----- ENTRIES SUPPLIED

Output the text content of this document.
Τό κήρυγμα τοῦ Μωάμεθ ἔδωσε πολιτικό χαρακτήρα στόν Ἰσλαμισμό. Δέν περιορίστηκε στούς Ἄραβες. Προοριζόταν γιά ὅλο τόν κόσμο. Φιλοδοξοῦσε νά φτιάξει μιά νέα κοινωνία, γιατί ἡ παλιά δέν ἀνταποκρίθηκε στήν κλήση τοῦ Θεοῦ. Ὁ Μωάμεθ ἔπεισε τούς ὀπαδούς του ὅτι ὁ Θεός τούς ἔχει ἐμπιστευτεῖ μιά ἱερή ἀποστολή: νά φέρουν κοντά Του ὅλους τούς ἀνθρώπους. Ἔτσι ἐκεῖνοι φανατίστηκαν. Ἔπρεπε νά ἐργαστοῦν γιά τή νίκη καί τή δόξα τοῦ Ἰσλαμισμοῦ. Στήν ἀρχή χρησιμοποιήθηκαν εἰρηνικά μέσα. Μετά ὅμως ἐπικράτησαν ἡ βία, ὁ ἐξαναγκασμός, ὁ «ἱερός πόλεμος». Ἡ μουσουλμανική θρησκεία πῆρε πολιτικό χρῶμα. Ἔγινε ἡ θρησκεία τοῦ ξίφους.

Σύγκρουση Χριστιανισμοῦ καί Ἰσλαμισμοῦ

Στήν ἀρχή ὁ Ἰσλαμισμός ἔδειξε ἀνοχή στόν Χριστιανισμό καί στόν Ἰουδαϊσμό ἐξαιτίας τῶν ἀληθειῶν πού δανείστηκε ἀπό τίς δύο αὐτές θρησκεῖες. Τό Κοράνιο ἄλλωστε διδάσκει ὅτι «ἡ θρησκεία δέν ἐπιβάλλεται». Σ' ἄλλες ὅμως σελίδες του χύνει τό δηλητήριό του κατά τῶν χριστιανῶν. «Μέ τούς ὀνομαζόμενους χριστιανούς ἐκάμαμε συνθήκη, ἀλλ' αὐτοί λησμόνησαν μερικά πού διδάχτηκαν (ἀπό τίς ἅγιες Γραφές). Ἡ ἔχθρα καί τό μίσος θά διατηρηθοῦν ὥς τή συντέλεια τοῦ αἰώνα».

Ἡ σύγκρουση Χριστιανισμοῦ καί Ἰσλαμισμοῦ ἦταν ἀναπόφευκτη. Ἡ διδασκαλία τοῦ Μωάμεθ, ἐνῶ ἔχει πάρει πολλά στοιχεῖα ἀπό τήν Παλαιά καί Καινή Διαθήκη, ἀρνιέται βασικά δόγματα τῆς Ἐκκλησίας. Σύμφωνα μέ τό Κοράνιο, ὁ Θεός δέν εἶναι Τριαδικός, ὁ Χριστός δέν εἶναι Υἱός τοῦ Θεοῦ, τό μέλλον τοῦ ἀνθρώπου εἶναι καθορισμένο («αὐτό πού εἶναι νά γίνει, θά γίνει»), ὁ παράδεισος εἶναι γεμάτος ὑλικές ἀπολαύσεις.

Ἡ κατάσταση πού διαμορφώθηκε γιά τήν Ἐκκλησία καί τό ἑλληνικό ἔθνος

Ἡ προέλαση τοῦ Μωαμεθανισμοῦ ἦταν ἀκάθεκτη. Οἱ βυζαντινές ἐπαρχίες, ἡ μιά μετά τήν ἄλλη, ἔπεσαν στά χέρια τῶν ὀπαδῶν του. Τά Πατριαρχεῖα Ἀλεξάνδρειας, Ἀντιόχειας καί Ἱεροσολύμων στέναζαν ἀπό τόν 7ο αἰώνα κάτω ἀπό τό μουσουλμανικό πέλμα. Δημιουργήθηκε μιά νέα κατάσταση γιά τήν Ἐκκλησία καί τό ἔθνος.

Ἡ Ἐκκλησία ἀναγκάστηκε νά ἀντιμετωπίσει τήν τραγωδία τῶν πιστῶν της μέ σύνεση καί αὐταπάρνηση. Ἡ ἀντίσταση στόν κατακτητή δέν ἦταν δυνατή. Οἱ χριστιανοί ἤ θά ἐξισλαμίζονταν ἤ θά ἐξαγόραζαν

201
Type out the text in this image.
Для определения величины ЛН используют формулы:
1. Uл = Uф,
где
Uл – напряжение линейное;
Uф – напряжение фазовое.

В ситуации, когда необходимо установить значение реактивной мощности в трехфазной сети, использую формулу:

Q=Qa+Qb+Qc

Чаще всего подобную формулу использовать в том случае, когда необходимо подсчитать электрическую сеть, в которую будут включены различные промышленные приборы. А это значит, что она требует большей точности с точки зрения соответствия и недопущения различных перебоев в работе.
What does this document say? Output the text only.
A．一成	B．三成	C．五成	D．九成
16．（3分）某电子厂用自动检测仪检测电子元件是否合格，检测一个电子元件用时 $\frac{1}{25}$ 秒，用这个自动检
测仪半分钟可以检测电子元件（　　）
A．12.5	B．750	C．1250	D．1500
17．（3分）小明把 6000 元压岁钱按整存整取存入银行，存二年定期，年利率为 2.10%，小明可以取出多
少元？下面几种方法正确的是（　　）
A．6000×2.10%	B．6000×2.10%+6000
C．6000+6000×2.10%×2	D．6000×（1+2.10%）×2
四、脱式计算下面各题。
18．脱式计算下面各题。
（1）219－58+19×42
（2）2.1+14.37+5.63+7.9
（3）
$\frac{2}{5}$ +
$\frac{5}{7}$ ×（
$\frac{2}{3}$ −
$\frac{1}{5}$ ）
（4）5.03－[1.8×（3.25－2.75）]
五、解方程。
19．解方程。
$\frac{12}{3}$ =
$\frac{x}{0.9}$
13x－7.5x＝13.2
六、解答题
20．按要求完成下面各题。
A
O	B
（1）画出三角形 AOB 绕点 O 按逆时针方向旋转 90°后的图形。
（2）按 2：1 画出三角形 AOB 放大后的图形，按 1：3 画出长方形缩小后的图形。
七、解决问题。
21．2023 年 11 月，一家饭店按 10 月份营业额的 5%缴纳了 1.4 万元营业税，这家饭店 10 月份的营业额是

----------

▶ _SHORT EXERCISE_
Write the data back out verbatim.

▶ _EXERCISE SOLUTION_
Output the text content of this document.
Τό κήρυγμα τοῦ Μωάμεθ ἔδωσε πολιτικό χαρακτήρα στόν Ἰσλαμισμό. Δέν περιορίστηκε στούς Ἄραβες. Προοριζόταν γιά ὅλο τόν κόσμο. Φιλοδοξοῦσε νά φτιάξει μιά νέα κοινωνία, γιατί ἡ παλιά δέν ἀνταποκρίθηκε στήν κλήση τοῦ Θεοῦ. Ὁ Μωάμεθ ἔπεισε τούς ὀπαδούς του ὅτι ὁ Θεός τούς ἔχει ἐμπιστευτεῖ μιά ἱερή ἀποστολή: νά φέρουν κοντά Του ὅλους τούς ἀνθρώπους. Ἔτσι ἐκεῖνοι φανατίστηκαν. Ἔπρεπε νά ἐργαστοῦν γιά τή νίκη καί τή δόξα τοῦ Ἰσλαμισμοῦ. Στήν ἀρχή χρησιμοποιήθηκαν εἰρηνικά μέσα. Μετά ὅμως ἐπικράτησαν ἡ βία, ὁ ἐξαναγκασμός, ὁ «ἱερός πόλεμος». Ἡ μουσουλμανική θρησκεία πῆρε πολιτικό χρῶμα. Ἔγινε ἡ θρησκεία τοῦ ξίφους.

Σύγκρουση Χριστιανισμοῦ καί Ἰσλαμισμοῦ

Στήν ἀρχή ὁ Ἰσλαμισμός ἔδειξε ἀνοχή στόν Χριστιανισμό καί στόν Ἰουδαϊσμό ἐξαιτίας τῶν ἀληθειῶν πού δανείστηκε ἀπό τίς δύο αὐτές θρησκεῖες. Τό Κοράνιο ἄλλωστε διδάσκει ὅτι «ἡ θρησκεία δέν ἐπιβάλλεται». Σ' ἄλλες ὅμως σελίδες του χύνει τό δηλητήριό του κατά τῶν χριστιανῶν. «Μέ τούς ὀνομαζόμενους χριστιανούς ἐκάμαμε συνθήκη, ἀλλ' αὐτοί λησμόνησαν μερικά πού διδάχτηκαν (ἀπό τίς ἅγιες Γραφές). Ἡ ἔχθρα καί τό μίσος θά διατηρηθοῦν ὥς τή συντέλεια τοῦ αἰώνα».

Ἡ σύγκρουση Χριστιανισμοῦ καί Ἰσλαμισμοῦ ἦταν ἀναπόφευκτη. Ἡ διδασκαλία τοῦ Μωάμεθ, ἐνῶ ἔχει πάρει πολλά στοιχεῖα ἀπό τήν Παλαιά καί Καινή Διαθήκη, ἀρνιέται βασικά δόγματα τῆς Ἐκκλησίας. Σύμφωνα μέ τό Κοράνιο, ὁ Θεός δέν εἶναι Τριαδικός, ὁ Χριστός δέν εἶναι Υἱός τοῦ Θεοῦ, τό μέλλον τοῦ ἀνθρώπου εἶναι καθορισμένο («αὐτό πού εἶναι νά γίνει, θά γίνει»), ὁ παράδεισος εἶναι γεμάτος ὑλικές ἀπολαύσεις.

Ἡ κατάσταση πού διαμορφώθηκε γιά τήν Ἐκκλησία καί τό ἑλληνικό ἔθνος

Ἡ προέλαση τοῦ Μωαμεθανισμοῦ ἦταν ἀκάθεκτη. Οἱ βυζαντινές ἐπαρχίες, ἡ μιά μετά τήν ἄλλη, ἔπεσαν στά χέρια τῶν ὀπαδῶν του. Τά Πατριαρχεῖα Ἀλεξάνδρειας, Ἀντιόχειας καί Ἱεροσολύμων στέναζαν ἀπό τόν 7ο αἰώνα κάτω ἀπό τό μουσουλμανικό πέλμα. Δημιουργήθηκε μιά νέα κατάσταση γιά τήν Ἐκκλησία καί τό ἔθνος.

Ἡ Ἐκκλησία ἀναγκάστηκε νά ἀντιμετωπίσει τήν τραγωδία τῶν πιστῶν της μέ σύνεση καί αὐταπάρνηση. Ἡ ἀντίσταση στόν κατακτητή δέν ἦταν δυνατή. Οἱ χριστιανοί ἤ θά ἐξισλαμίζονταν ἤ θά ἐξαγόραζαν

201
Type out the text in this image.
Для определения величины ЛН используют формулы:
1. Uл = Uф,
где
Uл – напряжение линейное;
Uф – напряжение фазовое.

В ситуации, когда необходимо установить значение реактивной мощности в трехфазной сети, использую формулу:

Q=Qa+Qb+Qc

Чаще всего подобную формулу использовать в том случае, когда необходимо подсчитать электрическую сеть, в которую будут включены различные промышленные приборы. А это значит, что она требует большей точности с точки зрения соответствия и недопущения различных перебоев в работе.
What does this document say? Output the text only.
A．一成	B．三成	C．五成	D．九成
16．（3分）某电子厂用自动检测仪检测电子元件是否合格，检测一个电子元件用时 $\frac{1}{25}$ 秒，用这个自动检
测仪半分钟可以检测电子元件（　　）
A．12.5	B．750	C．1250	D．1500
17．（3分）小明把 6000 元压岁钱按整存整取存入银行，存二年定期，年利率为 2.10%，小明可以取出多
少元？下面几种方法正确的是（　　）
A．6000×2.10%	B．6000×2.10%+6000
C．6000+6000×2.10%×2	D．6000×（1+2.10%）×2
四、脱式计算下面各题。
18．脱式计算下面各题。
（1）219－58+19×42
（2）2.1+14.37+5.63+7.9
（3）
$\frac{2}{5}$ +
$\frac{5}{7}$ ×（
$\frac{2}{3}$ −
$\frac{1}{5}$ ）
（4）5.03－[1.8×（3.25－2.75）]
五、解方程。
19．解方程。
$\frac{12}{3}$ =
$\frac{x}{0.9}$
13x－7.5x＝13.2
六、解答题
20．按要求完成下面各题。
A
O	B
（1）画出三角形 AOB 绕点 O 按逆时针方向旋转 90°后的图形。
（2）按 2：1 画出三角形 AOB 放大后的图形，按 1：3 画出长方形缩小后的图形。
七、解决问题。
21．2023 年 11 月，一家饭店按 10 月份营业额的 5%缴纳了 1.4 万元营业税，这家饭店 10 月份的营业额是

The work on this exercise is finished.